:: The request ::
Lay out the rows running from the line containing "Itemize the components" through the line containing "259, 938, 286]", both included, as a JSON list of strings with one string per line and blank lines omitted. Include no other rows.

:: Recorded data ::
━━━━━━━━

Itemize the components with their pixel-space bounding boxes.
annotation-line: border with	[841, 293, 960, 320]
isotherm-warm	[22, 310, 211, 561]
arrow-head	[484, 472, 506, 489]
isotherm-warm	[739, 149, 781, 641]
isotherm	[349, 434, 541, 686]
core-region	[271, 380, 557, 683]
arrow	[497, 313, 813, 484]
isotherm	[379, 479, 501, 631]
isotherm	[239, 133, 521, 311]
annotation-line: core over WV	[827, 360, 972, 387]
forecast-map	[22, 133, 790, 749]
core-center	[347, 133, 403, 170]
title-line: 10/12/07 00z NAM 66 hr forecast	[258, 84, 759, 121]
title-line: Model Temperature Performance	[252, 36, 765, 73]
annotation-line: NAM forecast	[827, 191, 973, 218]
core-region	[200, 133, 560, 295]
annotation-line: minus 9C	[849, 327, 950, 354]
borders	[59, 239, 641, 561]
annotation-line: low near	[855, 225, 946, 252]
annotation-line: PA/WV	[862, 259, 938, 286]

━━━━━━━━

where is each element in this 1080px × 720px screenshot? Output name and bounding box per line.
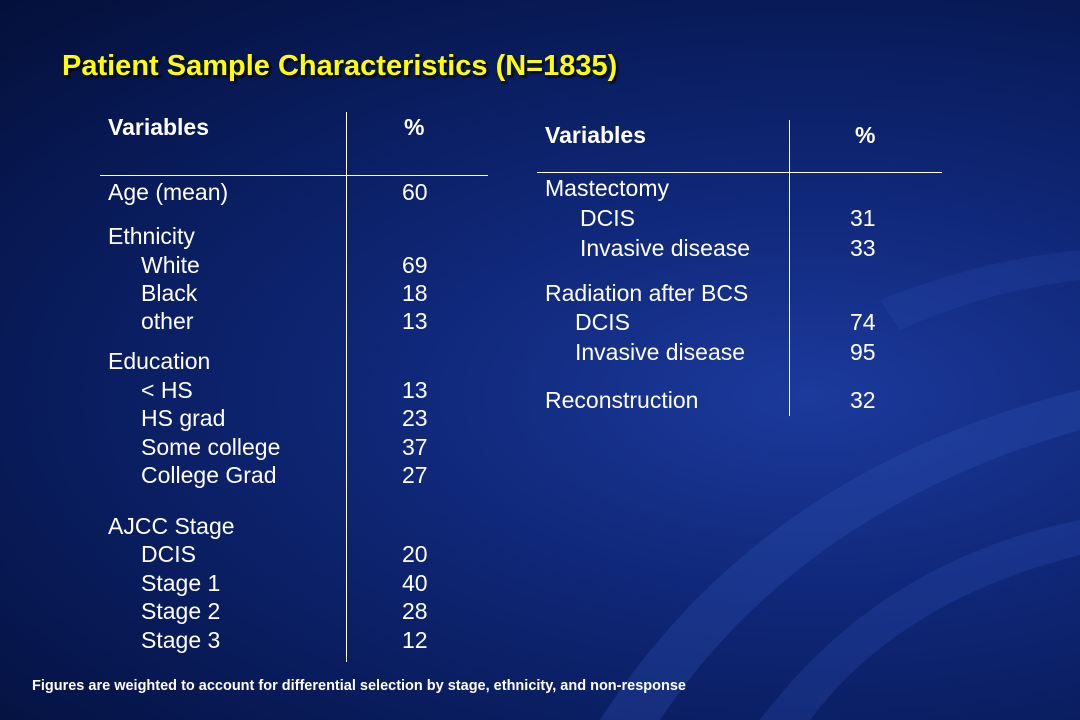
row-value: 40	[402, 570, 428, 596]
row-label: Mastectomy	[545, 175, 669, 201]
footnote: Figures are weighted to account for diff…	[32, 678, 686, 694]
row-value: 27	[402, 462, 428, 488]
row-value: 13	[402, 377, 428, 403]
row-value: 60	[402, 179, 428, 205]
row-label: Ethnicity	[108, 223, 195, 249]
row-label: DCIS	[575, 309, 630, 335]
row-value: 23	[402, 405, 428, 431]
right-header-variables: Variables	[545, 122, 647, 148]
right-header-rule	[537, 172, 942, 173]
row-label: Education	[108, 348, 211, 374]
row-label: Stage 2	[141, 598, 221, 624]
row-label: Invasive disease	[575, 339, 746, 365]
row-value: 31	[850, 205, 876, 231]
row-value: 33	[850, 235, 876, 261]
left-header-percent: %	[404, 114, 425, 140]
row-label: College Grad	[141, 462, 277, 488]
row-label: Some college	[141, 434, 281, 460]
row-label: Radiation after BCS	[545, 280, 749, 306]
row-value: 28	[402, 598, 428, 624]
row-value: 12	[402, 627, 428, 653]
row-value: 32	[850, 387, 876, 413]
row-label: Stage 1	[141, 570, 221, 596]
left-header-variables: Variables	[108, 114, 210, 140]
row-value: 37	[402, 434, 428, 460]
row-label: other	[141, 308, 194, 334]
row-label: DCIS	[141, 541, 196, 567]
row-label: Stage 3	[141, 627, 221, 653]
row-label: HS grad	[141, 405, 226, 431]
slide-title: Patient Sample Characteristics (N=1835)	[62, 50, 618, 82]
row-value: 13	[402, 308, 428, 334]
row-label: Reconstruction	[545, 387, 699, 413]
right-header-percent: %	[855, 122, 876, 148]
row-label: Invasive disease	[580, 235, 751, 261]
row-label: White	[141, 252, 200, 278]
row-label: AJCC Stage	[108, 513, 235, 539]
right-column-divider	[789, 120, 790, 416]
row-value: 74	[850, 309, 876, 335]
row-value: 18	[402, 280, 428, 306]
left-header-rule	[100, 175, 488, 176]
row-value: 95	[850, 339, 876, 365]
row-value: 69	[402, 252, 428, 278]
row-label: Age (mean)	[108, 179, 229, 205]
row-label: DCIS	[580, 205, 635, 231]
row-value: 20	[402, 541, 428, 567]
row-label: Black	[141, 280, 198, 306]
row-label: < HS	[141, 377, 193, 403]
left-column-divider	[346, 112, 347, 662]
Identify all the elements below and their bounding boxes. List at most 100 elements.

━━━━━━━━

:: Answer to this task ::
[
  "Itemize the components with their pixel-space bounding boxes.",
  "annotation-line: border with\t[841, 293, 960, 320]",
  "isotherm-warm\t[22, 310, 211, 561]",
  "arrow-head\t[484, 472, 506, 489]",
  "isotherm-warm\t[739, 149, 781, 641]",
  "isotherm\t[349, 434, 541, 686]",
  "core-region\t[271, 380, 557, 683]",
  "arrow\t[497, 313, 813, 484]",
  "isotherm\t[379, 479, 501, 631]",
  "isotherm\t[239, 133, 521, 311]",
  "annotation-line: core over WV\t[827, 360, 972, 387]",
  "forecast-map\t[22, 133, 790, 749]",
  "core-center\t[347, 133, 403, 170]",
  "title-line: 10/12/07 00z NAM 66 hr forecast\t[258, 84, 759, 121]",
  "title-line: Model Temperature Performance\t[252, 36, 765, 73]",
  "annotation-line: NAM forecast\t[827, 191, 973, 218]",
  "core-region\t[200, 133, 560, 295]",
  "annotation-line: minus 9C\t[849, 327, 950, 354]",
  "borders\t[59, 239, 641, 561]",
  "annotation-line: low near\t[855, 225, 946, 252]",
  "annotation-line: PA/WV\t[862, 259, 938, 286]"
]